In the entries below, count every line with the word "gain". Return only the count.

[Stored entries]
----------

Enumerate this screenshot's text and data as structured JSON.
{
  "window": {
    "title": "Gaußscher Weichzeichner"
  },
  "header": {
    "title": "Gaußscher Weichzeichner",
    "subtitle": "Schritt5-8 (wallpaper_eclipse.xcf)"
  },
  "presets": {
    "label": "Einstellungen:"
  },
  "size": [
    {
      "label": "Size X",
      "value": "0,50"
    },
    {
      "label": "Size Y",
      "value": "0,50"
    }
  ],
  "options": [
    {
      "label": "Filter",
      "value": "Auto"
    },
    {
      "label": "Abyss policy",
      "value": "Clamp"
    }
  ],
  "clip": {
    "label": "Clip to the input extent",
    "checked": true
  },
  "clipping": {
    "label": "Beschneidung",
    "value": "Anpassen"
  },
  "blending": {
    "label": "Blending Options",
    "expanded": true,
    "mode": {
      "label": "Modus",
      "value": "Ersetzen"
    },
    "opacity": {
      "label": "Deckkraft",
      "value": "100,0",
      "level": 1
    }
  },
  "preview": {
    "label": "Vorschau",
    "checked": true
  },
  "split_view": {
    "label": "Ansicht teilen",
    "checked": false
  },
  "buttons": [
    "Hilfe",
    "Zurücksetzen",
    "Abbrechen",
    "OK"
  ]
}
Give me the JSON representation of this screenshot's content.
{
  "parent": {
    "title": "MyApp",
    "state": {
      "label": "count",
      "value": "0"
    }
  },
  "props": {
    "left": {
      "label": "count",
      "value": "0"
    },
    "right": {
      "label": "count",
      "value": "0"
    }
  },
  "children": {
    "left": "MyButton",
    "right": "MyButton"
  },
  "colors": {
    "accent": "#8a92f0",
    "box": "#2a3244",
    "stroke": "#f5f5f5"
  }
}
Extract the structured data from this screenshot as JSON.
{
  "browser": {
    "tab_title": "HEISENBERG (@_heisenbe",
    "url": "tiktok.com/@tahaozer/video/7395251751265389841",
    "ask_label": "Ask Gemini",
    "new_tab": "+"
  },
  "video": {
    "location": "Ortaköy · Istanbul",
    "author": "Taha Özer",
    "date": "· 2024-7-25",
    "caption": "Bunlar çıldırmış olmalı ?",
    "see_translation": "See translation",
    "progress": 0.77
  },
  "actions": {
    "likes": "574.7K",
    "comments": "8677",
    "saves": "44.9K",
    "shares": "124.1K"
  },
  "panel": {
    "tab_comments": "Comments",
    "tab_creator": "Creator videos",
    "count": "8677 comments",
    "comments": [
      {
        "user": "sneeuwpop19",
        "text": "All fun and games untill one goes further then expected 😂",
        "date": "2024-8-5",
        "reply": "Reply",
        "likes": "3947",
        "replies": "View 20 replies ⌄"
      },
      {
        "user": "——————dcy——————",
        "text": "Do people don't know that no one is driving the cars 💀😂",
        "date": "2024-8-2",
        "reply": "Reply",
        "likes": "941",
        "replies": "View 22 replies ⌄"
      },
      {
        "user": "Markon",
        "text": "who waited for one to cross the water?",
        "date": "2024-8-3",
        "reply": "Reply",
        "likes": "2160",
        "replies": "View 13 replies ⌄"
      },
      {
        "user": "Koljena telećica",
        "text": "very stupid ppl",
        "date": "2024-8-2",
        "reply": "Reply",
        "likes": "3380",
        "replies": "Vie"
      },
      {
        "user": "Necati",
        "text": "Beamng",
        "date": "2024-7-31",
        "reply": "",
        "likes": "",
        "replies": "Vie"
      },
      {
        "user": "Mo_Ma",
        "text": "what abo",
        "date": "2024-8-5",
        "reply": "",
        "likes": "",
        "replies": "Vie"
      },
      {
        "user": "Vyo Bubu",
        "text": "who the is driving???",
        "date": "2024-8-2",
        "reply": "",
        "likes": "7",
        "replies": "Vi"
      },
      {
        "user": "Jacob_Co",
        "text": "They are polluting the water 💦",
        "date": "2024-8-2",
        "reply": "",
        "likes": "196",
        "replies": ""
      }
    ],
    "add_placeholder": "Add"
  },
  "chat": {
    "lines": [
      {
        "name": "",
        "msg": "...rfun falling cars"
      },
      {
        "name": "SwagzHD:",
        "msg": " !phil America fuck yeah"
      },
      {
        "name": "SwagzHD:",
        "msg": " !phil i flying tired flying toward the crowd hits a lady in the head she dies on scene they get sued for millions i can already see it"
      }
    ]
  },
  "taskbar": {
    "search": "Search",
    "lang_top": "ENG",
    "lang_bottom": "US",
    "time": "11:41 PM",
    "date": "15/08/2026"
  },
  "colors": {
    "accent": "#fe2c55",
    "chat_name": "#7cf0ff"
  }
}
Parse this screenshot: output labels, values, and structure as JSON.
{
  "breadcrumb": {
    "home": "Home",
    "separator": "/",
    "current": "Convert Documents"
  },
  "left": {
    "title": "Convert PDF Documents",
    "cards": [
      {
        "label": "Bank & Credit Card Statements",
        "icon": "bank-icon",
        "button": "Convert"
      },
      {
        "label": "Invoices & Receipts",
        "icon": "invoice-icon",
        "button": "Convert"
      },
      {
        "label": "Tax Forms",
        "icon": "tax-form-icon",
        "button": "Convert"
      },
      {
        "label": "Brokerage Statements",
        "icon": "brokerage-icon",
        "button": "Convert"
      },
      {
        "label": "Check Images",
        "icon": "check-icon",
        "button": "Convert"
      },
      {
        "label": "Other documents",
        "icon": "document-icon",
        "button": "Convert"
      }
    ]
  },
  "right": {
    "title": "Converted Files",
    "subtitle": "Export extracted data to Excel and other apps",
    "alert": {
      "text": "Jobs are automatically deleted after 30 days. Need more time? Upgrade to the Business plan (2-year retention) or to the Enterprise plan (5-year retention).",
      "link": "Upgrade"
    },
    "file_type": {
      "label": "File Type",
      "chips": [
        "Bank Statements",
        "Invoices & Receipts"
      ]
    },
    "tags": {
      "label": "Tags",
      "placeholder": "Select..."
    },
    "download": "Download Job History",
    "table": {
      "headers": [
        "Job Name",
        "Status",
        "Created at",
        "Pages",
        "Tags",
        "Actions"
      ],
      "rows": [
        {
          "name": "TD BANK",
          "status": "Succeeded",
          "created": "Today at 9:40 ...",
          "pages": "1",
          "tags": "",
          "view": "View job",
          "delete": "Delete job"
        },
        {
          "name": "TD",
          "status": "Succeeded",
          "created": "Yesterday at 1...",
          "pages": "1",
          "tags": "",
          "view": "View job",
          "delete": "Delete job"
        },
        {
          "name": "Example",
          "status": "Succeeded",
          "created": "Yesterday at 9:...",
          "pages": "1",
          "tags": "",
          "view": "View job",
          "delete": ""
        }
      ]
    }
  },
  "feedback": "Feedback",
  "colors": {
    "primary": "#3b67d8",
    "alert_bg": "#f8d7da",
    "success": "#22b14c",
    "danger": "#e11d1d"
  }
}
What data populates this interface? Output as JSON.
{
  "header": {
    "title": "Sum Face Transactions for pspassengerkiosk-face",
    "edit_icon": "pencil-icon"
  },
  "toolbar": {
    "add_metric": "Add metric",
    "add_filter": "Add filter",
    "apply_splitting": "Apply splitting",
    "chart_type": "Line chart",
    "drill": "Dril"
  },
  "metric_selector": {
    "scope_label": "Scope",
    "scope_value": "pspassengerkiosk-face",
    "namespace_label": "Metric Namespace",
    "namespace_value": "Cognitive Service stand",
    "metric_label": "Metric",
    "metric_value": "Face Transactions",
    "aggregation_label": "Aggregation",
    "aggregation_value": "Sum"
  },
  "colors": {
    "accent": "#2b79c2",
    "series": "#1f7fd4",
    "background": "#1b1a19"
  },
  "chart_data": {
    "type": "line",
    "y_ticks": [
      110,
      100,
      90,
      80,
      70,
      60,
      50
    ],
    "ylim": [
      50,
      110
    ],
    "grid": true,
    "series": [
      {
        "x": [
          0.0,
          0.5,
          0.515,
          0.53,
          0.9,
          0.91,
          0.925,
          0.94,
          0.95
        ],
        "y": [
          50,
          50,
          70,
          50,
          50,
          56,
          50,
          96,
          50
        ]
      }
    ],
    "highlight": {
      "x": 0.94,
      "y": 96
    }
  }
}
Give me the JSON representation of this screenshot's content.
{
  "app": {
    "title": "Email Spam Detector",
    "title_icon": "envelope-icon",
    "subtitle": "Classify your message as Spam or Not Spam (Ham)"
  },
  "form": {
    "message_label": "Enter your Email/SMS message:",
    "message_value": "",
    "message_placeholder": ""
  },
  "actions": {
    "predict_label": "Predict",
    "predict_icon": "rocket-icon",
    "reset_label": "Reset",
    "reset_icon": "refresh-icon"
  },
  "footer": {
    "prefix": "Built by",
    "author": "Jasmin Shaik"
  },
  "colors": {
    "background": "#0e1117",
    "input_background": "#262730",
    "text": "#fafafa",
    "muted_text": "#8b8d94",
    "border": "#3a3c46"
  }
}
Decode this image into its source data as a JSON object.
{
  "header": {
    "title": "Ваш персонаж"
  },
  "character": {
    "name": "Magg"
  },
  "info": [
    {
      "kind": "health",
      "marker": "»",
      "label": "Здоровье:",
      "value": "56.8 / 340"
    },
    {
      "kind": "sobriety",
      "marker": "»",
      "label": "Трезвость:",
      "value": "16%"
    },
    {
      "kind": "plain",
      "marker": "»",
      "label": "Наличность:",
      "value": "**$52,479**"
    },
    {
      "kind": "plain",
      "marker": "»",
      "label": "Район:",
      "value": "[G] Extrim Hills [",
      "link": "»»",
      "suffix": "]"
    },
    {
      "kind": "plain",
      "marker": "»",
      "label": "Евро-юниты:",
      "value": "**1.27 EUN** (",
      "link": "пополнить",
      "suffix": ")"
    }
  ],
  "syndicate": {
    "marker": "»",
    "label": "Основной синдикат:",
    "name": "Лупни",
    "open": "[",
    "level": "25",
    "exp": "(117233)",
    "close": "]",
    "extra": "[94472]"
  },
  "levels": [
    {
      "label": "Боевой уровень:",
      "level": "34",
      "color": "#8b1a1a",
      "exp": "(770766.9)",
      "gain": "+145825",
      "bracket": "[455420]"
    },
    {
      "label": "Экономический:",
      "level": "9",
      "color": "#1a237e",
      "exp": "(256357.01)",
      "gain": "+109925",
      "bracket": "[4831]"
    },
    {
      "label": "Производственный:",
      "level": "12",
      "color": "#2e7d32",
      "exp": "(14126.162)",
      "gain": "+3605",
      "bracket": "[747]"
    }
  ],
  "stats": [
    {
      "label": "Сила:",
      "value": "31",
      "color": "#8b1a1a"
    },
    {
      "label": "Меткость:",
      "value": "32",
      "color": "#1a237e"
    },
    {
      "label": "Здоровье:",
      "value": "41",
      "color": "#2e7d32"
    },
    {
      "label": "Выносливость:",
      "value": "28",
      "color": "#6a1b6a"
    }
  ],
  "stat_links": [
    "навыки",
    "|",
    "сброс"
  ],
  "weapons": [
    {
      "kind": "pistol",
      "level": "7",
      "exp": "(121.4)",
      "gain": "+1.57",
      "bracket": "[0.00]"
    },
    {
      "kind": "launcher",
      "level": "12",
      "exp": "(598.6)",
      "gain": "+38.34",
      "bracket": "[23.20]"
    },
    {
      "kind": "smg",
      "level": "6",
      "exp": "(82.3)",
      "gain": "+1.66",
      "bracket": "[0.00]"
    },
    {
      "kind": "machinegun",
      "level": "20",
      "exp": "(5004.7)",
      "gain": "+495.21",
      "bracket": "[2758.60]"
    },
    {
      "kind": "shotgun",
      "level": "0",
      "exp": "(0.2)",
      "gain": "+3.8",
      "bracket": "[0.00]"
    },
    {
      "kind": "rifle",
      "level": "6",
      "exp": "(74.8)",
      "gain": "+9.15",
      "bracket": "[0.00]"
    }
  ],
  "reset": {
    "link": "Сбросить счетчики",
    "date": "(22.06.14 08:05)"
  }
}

----------

Solution for this exercise:
9